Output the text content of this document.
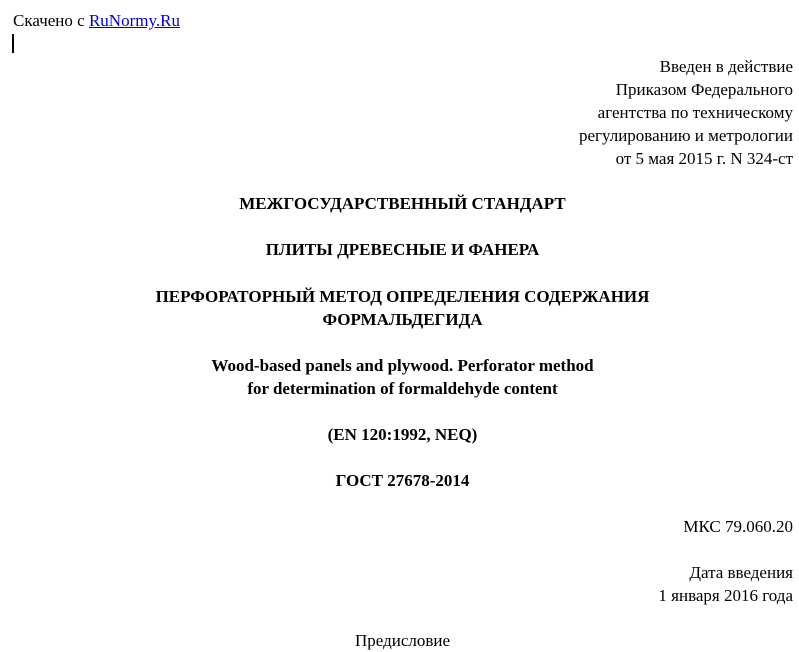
Скачено с RuNormy.Ru
Введен в действие
Приказом Федерального
агентства по техническому
регулированию и метрологии
от 5 мая 2015 г. N 324-ст
МЕЖГОСУДАРСТВЕННЫЙ СТАНДАРТ
ПЛИТЫ ДРЕВЕСНЫЕ И ФАНЕРА
ПЕРФОРАТОРНЫЙ МЕТОД ОПРЕДЕЛЕНИЯ СОДЕРЖАНИЯ
ФОРМАЛЬДЕГИДА
Wood-based panels and plywood. Perforator method
for determination of formaldehyde content
(EN 120:1992, NEQ)
ГОСТ 27678-2014
МКС 79.060.20
Дата введения
1 января 2016 года
Предисловие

(WRITTEN EXERCISE): Extract all the entries word for word; omit any pictures.

(WRITTEN SOLUTION):
Output the text content of this document.
Скачено с RuNormy.Ru
Введен в действие
Приказом Федерального
агентства по техническому
регулированию и метрологии
от 5 мая 2015 г. N 324-ст
МЕЖГОСУДАРСТВЕННЫЙ СТАНДАРТ
ПЛИТЫ ДРЕВЕСНЫЕ И ФАНЕРА
ПЕРФОРАТОРНЫЙ МЕТОД ОПРЕДЕЛЕНИЯ СОДЕРЖАНИЯ
ФОРМАЛЬДЕГИДА
Wood-based panels and plywood. Perforator method
for determination of formaldehyde content
(EN 120:1992, NEQ)
ГОСТ 27678-2014
МКС 79.060.20
Дата введения
1 января 2016 года
Предисловие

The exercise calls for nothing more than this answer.